▸ CHALLENGE 1
In the piece on crime novels with soundtracks, why does the writer say it was natural to be drawn to certain mystery writers? Explain in one to three sentences.
▸ CHALLENGE 2
Write the next part of the piece on crime novels with soundtracks, picking up after its final line.

▸ EXTRACTED TEXT
====================

The best crime novels with soundtracks you'll want to playlist

Why am I passionate about this?

My earliest filmgoing memory is of a bad guy getting pushed down the stairs in Alfred Hitchcock's The Man Who Knew Too Much. That shocking scene has stayed with me, leading me into a lifetime of exploring the dark visions of crime stories. It was only natural that my love of rock music, and in its interaction with other media would draw me to mystery writers whose books were fueled by their love of rock, blues and pop. "If not for music and movies, I wouldn't be a novelist," George Pelecanos once told me. "They have influenced me more than any author. I want to shout about it." Me too.


I wrote...

T Bone Burnett: A Life in Pursuit

By Lloyd Sachs,

Book cover of T Bone Burnett: A Life in Pursuit

What is my book about?

====================

▸ PROVIDED DATA
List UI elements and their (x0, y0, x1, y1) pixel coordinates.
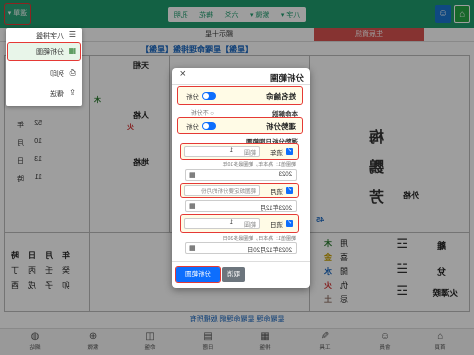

====================

▸ ANSWER 1
The writer loves rock music and how it interacts with other media. That love made it natural to be drawn to mystery writers whose books were fueled by their own love of rock, blues and pop.

▸ ANSWER 2
T Bone Burnett offers the first critical appreciation of Burnett’s wide-ranging contributions to American music, his passionate advocacy for analog sound, and the striking contradictions that define his maverick artistry. Lloyd Sachs highlights all the important aspects of Burnett’s musical pursuits, from his early days as a member of Bob Dylan’s Rolling Thunder Revue and his collaboration with the playwright Sam Shepard to the music he recently composed for the TV shows Nashville and True Detective and his production of the all-star album Lost on the River: The New Basement Tapes. Sachs also underscores Burnett’s brilliance as a singer-songwriter in his own right. T Bone Burnett reveals how this consummate music maker has exerted a powerful influence on American music and culture across four decades.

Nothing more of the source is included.